## start Data for processing

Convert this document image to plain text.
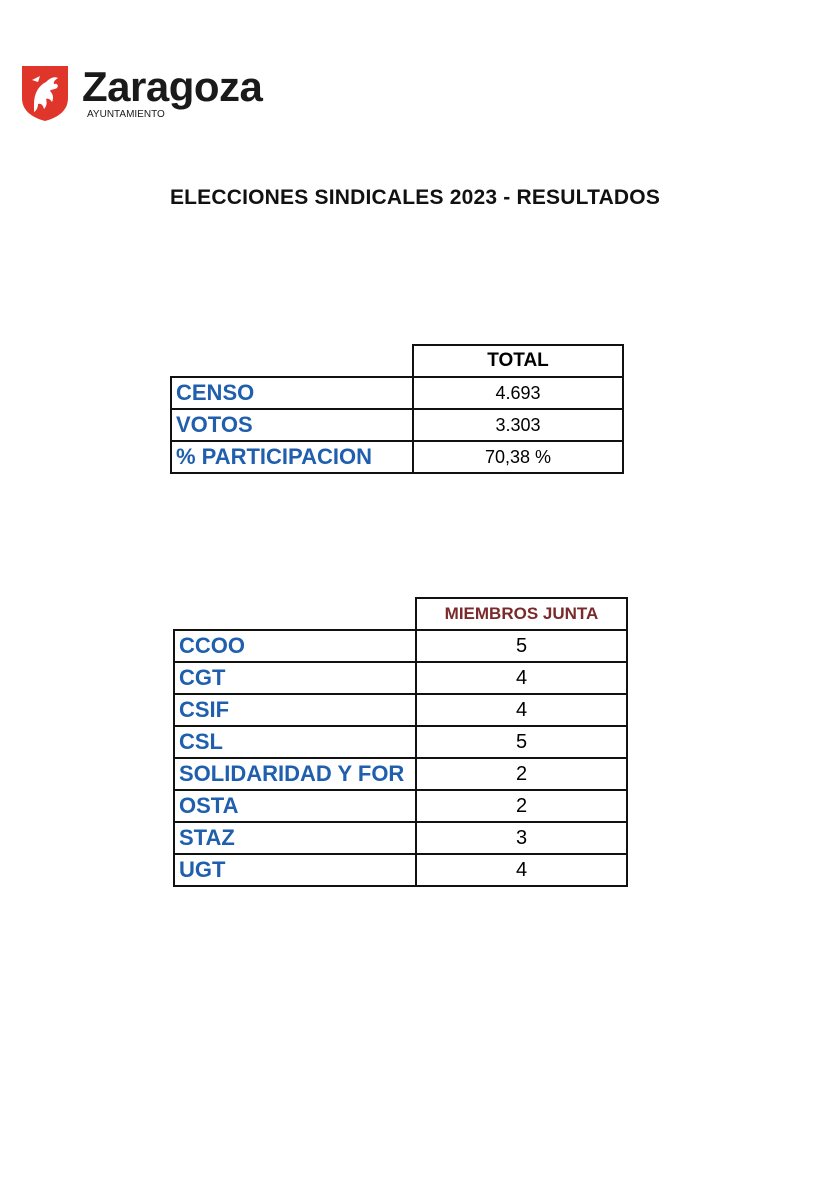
Zaragoza
AYUNTAMIENTO
ELECCIONES SINDICALES 2023 - RESULTADOS
	TOTAL
CENSO	4.693
VOTOS	3.303
% PARTICIPACION	70,38 %
	MIEMBROS JUNTA
CCOO	5
CGT	4
CSIF	4
CSL	5
SOLIDARIDAD Y FOR	2
OSTA	2
STAZ	3
UGT	4
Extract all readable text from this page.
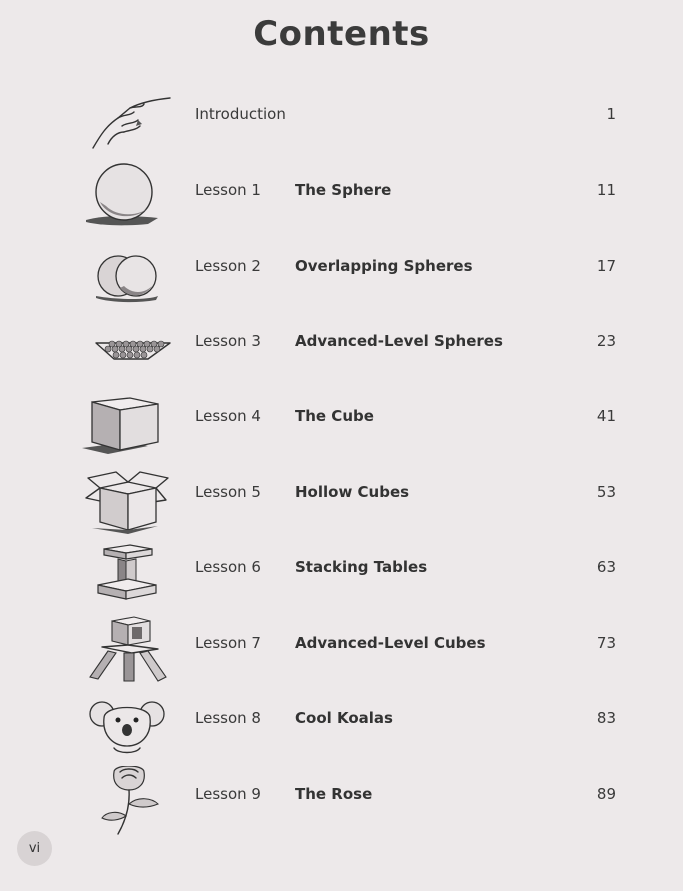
Contents
Introduction	1
Lesson 1 The Sphere	11
Lesson 2 Overlapping Spheres	17
Lesson 3 Advanced-Level Spheres	23
Lesson 4 The Cube	41
Lesson 5 Hollow Cubes	53
Lesson 6 Stacking Tables	63
Lesson 7 Advanced-Level Cubes	73
Lesson 8 Cool Koalas	83
Lesson 9 The Rose	89
vi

## end Data for processing

Which lines contain "this"? Copy each of them.

Convert this document image to plain text.
Extract all readable text from this page.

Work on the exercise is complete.